Determine how many lines contain the string "amendments", then reply with that figure only.

(Data entries)
· · · ·

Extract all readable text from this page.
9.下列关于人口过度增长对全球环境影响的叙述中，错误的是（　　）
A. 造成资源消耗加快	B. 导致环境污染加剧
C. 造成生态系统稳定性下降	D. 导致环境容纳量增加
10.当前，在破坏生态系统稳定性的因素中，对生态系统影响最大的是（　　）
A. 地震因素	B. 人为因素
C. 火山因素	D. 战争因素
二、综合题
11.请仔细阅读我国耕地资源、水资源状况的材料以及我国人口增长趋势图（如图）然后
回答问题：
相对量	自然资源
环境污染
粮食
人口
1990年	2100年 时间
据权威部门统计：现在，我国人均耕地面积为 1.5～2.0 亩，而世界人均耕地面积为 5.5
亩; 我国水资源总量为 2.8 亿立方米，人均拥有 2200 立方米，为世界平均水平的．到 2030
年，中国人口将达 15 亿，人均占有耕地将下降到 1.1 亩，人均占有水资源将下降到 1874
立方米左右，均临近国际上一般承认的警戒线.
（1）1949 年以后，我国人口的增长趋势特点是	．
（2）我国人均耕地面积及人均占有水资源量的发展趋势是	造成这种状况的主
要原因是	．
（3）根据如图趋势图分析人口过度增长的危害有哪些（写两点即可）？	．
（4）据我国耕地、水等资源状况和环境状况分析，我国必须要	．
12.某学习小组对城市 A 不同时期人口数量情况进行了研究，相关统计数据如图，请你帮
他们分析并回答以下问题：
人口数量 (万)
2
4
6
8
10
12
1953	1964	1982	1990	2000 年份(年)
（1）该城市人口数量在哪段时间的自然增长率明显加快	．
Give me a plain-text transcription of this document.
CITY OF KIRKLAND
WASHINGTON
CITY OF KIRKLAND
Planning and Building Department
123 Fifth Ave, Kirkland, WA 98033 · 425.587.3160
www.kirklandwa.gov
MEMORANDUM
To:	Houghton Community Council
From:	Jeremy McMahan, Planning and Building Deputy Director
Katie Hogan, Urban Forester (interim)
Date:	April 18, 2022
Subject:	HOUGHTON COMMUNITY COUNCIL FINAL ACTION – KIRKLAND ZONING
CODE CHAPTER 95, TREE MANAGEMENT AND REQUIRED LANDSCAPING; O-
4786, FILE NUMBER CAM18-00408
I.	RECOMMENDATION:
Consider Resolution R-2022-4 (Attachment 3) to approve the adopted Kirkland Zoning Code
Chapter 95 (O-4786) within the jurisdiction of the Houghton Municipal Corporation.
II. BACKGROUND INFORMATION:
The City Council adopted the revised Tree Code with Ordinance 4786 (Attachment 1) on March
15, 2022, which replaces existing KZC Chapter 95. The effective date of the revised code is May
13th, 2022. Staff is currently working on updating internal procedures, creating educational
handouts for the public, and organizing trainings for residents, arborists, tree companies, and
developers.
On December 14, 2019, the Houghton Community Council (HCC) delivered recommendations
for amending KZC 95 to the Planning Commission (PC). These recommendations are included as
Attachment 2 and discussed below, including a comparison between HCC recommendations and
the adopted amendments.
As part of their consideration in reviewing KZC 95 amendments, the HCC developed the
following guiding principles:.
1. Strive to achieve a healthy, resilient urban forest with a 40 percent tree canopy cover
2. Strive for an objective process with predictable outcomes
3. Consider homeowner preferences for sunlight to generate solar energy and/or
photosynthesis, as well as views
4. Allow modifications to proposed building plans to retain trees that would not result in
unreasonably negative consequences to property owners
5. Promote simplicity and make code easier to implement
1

· · · ·

*WORKED ANSWER*: 2